++++ Supplied data
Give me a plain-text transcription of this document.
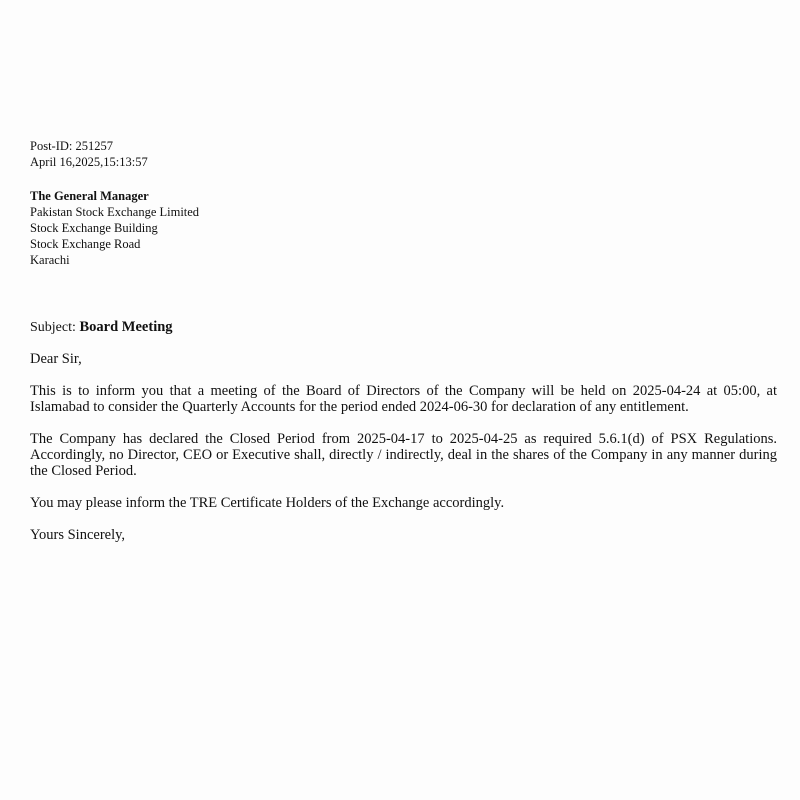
Post-ID: 251257
April 16,2025,15:13:57
The General Manager
Pakistan Stock Exchange Limited
Stock Exchange Building
Stock Exchange Road
Karachi
Subject: Board Meeting
Dear Sir,
This is to inform you that a meeting of the Board of Directors of the Company will be held on 2025-04-24 at 05:00, at Islamabad to consider the Quarterly Accounts for the period ended 2024-06-30 for declaration of any entitlement.
The Company has declared the Closed Period from 2025-04-17 to 2025-04-25 as required 5.6.1(d) of PSX Regulations. Accordingly, no Director, CEO or Executive shall, directly / indirectly, deal in the shares of the Company in any manner during the Closed Period.
You may please inform the TRE Certificate Holders of the Exchange accordingly.
Yours Sincerely,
++++++++
> [Written request]
Exclude every picture and copy the remaining data exactly.

> [Solution]
Give me a plain-text transcription of this document.
Post-ID: 251257
April 16,2025,15:13:57
The General Manager
Pakistan Stock Exchange Limited
Stock Exchange Building
Stock Exchange Road
Karachi
Subject: Board Meeting
Dear Sir,
This is to inform you that a meeting of the Board of Directors of the Company will be held on 2025-04-24 at 05:00, at Islamabad to consider the Quarterly Accounts for the period ended 2024-06-30 for declaration of any entitlement.
The Company has declared the Closed Period from 2025-04-17 to 2025-04-25 as required 5.6.1(d) of PSX Regulations. Accordingly, no Director, CEO or Executive shall, directly / indirectly, deal in the shares of the Company in any manner during the Closed Period.
You may please inform the TRE Certificate Holders of the Exchange accordingly.
Yours Sincerely,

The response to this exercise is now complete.